** start GIVEN ENTRIES **

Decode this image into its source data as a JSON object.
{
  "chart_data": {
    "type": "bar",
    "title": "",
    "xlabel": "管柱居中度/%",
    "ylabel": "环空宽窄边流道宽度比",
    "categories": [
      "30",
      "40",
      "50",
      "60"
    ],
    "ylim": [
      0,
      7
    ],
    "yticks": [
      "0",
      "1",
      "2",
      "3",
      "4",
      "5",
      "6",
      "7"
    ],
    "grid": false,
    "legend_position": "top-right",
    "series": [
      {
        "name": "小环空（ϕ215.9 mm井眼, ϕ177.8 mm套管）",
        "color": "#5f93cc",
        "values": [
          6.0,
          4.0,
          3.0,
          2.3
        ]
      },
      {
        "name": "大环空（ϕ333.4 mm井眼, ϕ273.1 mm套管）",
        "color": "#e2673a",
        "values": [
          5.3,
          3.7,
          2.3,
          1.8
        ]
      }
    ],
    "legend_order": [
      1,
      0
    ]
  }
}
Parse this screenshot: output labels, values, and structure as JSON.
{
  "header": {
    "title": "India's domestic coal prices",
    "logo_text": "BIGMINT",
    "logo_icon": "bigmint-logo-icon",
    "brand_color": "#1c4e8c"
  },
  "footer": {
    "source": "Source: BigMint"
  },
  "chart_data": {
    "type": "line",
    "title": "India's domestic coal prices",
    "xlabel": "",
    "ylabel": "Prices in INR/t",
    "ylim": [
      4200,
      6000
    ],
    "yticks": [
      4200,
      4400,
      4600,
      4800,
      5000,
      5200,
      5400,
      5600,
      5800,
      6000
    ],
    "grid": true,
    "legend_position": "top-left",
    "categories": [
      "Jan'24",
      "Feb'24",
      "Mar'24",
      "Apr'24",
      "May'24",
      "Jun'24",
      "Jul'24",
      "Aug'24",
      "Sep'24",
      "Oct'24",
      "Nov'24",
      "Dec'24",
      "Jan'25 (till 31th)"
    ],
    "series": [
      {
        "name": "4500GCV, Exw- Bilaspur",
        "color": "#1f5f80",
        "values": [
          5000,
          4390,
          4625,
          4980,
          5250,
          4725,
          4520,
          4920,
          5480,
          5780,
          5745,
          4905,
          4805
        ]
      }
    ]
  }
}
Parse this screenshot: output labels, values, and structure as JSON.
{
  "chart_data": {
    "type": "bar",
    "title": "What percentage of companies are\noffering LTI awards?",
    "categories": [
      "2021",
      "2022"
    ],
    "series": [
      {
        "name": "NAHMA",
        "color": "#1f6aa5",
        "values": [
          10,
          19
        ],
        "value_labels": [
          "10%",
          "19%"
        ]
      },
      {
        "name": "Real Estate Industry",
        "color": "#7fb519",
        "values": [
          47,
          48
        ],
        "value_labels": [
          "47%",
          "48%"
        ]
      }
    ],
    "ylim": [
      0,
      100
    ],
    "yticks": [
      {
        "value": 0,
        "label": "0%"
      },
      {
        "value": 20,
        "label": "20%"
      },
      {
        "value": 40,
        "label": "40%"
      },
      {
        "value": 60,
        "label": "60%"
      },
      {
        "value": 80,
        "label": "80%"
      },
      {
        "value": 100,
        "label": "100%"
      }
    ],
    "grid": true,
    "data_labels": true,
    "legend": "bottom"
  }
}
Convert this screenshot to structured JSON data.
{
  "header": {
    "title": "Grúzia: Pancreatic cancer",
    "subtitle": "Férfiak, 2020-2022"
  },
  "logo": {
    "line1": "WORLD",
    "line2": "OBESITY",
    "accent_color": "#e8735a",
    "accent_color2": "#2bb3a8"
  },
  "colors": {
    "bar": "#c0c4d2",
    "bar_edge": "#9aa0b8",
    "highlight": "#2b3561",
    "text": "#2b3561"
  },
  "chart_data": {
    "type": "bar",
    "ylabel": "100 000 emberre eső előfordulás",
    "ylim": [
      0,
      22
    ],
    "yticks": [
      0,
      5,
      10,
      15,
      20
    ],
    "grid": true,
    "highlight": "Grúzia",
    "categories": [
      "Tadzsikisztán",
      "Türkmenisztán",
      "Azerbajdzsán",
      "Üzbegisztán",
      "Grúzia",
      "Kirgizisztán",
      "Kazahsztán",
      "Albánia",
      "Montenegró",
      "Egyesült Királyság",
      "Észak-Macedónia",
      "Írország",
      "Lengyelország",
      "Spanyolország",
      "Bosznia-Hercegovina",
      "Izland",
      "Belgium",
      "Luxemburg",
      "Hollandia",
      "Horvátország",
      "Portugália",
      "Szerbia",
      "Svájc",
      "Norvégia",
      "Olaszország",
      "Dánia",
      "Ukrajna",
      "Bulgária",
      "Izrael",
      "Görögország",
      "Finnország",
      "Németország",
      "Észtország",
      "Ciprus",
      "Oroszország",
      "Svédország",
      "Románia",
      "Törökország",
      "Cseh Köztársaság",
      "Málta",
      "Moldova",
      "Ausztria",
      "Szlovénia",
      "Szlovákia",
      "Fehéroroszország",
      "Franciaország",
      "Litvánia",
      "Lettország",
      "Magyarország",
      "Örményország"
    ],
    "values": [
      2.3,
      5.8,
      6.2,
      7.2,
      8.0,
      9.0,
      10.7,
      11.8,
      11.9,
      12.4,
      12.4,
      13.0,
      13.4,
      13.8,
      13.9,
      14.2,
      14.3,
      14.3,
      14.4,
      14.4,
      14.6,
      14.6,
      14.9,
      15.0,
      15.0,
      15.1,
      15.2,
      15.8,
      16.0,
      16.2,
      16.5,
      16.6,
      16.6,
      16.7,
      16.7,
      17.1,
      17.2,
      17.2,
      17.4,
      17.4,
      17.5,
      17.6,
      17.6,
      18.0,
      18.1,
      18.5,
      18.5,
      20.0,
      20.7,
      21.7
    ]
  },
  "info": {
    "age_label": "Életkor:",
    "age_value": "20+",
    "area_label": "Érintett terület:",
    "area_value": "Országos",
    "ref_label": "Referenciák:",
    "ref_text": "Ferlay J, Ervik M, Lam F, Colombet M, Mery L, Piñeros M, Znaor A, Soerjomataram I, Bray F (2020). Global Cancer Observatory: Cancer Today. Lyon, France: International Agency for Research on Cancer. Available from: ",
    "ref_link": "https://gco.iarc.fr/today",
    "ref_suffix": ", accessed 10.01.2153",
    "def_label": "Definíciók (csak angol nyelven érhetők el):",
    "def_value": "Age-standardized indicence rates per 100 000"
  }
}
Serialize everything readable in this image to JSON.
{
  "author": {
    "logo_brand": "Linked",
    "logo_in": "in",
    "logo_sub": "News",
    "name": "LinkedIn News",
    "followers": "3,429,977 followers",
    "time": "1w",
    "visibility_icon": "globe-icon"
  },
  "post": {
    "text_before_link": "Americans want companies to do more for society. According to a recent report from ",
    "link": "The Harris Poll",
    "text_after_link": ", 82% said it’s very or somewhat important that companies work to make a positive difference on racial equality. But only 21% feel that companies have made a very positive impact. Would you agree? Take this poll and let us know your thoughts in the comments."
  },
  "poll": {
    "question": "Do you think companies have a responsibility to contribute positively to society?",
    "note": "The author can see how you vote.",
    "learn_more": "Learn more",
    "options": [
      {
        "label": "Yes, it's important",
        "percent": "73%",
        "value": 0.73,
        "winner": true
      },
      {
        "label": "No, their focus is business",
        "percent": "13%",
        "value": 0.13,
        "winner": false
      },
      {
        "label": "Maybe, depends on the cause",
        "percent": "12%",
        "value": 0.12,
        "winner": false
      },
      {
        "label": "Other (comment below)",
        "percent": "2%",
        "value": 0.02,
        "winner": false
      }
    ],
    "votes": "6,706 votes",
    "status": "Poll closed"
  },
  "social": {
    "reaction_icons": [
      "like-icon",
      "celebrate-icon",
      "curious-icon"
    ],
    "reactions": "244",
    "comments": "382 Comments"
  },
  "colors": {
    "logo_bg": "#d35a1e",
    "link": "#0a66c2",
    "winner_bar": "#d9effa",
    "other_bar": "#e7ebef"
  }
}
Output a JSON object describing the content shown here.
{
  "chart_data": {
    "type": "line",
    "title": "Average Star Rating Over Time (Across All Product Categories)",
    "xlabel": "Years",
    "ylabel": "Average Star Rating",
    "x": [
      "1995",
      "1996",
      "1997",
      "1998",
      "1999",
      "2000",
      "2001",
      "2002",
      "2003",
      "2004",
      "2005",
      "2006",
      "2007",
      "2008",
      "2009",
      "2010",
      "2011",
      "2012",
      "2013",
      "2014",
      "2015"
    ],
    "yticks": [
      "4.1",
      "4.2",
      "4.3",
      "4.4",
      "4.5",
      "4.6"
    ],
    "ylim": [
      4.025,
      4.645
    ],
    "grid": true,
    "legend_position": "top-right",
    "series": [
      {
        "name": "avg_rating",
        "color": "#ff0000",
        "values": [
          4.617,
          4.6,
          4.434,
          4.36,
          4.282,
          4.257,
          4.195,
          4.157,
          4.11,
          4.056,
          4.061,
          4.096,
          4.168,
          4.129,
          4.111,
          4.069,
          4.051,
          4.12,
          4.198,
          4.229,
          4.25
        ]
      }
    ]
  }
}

** end GIVEN ENTRIES **

How many lines in these entries contain the string "author"? State the number and nothing more.

2